Could you find each line of the data below that contains the word "Markeninszenierung" and copy those lines?

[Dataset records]
------------------------------------------------------------
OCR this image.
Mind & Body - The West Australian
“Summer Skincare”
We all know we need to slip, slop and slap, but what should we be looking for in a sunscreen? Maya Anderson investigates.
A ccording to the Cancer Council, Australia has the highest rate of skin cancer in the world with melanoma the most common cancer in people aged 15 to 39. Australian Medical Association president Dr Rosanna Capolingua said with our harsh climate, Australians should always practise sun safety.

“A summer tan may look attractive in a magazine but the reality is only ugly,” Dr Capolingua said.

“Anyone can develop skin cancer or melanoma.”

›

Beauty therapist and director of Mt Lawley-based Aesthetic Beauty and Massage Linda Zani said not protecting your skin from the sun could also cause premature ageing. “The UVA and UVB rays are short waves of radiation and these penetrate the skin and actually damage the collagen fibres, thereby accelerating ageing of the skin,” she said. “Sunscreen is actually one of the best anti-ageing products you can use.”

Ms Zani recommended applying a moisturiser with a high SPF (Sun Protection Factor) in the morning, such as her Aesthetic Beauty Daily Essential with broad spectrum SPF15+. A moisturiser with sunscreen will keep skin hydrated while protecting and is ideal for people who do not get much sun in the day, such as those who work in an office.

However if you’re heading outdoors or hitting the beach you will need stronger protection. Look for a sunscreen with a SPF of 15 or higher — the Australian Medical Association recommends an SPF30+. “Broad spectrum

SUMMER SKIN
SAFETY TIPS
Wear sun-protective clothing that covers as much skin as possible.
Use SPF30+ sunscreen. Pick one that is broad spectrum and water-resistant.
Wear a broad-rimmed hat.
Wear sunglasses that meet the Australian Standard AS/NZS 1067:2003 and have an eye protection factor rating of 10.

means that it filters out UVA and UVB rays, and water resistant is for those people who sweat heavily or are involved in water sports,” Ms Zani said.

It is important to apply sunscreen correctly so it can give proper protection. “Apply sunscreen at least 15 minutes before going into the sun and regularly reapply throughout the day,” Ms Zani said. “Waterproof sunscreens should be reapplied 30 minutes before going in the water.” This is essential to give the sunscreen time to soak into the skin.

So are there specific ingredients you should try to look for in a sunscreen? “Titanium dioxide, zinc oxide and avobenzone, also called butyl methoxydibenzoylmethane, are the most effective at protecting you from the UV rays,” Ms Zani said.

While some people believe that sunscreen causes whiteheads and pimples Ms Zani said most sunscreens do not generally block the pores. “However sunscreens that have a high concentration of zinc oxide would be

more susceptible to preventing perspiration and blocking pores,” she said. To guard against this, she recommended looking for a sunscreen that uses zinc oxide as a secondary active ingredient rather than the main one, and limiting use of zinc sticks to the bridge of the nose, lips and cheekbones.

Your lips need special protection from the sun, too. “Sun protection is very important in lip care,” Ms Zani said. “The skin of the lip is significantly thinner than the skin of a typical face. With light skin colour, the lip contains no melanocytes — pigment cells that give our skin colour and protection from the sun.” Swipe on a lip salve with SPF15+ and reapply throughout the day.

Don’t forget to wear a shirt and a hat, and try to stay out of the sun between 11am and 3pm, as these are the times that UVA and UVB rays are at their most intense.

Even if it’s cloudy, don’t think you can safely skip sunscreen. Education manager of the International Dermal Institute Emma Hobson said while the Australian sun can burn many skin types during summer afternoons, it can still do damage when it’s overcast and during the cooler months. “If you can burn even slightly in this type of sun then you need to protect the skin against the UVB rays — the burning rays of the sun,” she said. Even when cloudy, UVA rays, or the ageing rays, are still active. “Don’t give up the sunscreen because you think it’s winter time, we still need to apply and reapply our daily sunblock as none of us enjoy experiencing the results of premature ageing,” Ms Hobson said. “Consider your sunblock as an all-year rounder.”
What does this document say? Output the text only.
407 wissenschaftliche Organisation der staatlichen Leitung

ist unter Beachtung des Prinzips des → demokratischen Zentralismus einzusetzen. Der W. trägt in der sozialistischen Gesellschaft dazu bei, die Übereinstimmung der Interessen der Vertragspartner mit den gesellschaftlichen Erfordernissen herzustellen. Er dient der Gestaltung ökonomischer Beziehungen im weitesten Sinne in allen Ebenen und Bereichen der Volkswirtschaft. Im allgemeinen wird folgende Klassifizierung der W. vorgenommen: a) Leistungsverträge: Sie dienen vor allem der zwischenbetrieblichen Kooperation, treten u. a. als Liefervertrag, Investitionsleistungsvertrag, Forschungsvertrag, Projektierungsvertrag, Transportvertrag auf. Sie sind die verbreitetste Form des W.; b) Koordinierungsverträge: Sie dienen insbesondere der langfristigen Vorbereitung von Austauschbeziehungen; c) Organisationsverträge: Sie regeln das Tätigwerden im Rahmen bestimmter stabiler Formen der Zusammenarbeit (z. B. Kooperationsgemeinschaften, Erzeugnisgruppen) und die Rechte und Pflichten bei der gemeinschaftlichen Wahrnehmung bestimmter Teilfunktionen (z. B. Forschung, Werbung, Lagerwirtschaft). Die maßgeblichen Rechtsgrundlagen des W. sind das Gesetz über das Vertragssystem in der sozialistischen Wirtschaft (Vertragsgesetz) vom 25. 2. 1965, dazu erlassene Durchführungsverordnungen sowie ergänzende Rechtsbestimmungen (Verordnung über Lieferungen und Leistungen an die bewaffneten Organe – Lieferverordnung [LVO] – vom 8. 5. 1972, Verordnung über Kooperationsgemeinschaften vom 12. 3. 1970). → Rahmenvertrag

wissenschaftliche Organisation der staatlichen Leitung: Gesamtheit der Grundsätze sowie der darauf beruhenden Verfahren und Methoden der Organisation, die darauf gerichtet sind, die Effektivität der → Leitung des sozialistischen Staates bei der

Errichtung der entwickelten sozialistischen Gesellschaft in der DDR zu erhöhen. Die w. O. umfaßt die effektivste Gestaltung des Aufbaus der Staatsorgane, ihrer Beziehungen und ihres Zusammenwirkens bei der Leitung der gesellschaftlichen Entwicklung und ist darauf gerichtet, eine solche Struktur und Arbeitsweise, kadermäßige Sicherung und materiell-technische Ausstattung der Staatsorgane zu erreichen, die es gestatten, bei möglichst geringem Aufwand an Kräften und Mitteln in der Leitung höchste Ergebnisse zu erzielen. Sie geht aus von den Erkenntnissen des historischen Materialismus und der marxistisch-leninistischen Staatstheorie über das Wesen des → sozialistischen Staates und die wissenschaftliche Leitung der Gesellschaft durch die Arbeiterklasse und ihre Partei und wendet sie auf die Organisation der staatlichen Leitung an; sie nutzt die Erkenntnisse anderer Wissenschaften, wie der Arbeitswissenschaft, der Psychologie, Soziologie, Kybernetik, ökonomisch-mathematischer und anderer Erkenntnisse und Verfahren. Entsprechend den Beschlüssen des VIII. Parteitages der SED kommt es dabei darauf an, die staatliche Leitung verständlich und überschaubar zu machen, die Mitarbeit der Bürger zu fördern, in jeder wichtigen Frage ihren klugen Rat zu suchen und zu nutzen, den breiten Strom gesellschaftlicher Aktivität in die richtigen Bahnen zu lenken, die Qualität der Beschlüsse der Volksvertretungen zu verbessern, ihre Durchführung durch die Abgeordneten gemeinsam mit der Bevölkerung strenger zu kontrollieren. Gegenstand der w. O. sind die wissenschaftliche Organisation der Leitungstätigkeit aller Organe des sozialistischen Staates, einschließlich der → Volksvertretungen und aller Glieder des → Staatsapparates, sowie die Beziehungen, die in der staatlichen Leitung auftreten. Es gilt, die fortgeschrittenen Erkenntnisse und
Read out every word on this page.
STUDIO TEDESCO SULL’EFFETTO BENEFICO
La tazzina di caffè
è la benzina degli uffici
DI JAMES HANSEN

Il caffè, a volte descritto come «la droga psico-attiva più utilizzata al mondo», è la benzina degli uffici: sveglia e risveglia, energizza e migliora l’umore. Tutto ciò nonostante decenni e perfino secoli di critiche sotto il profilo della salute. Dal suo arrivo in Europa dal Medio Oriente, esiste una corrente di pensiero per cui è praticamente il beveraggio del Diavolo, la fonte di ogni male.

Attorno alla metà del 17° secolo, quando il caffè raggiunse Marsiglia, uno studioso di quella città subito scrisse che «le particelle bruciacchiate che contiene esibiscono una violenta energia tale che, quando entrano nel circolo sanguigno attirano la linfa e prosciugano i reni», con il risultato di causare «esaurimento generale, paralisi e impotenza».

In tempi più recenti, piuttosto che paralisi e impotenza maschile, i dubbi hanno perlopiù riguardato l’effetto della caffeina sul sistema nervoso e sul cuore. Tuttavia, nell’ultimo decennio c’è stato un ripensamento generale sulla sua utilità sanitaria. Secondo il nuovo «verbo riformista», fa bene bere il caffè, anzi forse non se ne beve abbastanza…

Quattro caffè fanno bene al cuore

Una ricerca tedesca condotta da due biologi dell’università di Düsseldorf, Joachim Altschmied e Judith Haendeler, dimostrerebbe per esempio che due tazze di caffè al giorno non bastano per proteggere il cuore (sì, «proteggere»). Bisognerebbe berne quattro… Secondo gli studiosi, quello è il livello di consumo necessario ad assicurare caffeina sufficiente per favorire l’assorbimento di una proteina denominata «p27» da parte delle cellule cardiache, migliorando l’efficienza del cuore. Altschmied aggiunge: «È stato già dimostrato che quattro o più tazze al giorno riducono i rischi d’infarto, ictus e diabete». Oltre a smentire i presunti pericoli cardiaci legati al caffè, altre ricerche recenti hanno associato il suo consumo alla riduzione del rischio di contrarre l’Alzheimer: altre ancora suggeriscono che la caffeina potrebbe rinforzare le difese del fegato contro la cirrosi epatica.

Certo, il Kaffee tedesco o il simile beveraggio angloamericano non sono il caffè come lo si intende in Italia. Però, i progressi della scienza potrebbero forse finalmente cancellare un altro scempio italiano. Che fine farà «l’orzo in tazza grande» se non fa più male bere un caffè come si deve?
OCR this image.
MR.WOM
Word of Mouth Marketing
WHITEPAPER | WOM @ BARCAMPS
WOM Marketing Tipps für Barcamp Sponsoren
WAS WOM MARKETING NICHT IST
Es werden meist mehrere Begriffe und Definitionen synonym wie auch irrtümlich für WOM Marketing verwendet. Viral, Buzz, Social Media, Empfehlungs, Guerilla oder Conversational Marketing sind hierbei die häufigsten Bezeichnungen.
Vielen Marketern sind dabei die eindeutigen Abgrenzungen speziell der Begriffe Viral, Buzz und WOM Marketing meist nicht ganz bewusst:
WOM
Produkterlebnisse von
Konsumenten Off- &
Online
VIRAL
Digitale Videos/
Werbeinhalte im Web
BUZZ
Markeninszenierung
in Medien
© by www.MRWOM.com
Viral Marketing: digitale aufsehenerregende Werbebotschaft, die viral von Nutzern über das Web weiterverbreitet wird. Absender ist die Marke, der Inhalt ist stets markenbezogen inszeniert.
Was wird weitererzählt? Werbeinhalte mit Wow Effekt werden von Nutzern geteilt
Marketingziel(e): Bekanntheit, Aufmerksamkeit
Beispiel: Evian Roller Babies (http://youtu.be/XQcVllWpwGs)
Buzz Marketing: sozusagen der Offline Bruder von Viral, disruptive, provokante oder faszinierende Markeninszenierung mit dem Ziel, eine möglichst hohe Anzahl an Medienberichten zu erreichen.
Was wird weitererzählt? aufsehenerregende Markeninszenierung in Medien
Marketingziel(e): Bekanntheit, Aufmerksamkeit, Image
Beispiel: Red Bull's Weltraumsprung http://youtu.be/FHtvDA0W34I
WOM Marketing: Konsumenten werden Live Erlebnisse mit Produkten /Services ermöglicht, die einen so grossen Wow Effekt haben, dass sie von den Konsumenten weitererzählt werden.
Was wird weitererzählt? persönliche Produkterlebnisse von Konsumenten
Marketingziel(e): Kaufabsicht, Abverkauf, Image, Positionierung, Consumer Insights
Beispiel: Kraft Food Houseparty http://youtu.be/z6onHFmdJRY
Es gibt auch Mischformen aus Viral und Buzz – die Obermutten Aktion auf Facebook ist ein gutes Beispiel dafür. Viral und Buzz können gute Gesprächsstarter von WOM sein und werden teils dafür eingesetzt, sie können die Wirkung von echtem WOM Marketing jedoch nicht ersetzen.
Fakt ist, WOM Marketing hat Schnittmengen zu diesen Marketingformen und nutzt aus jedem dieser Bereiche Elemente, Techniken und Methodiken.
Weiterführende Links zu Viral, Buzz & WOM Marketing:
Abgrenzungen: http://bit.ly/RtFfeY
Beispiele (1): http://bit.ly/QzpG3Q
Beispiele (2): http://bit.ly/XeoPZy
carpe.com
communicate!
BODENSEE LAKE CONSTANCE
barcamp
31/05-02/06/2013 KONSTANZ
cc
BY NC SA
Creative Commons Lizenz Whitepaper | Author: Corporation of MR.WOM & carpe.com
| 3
------------------------------------------------------------
SOLVED PROBLEM:
Markeninszenierung
Buzz Marketing: sozusagen der Offline Bruder von Viral, disruptive, provokante oder faszinierende Markeninszenierung mit dem Ziel, eine möglichst hohe Anzahl an Medienberichten zu erreichen.
Was wird weitererzählt? aufsehenerregende Markeninszenierung in Medien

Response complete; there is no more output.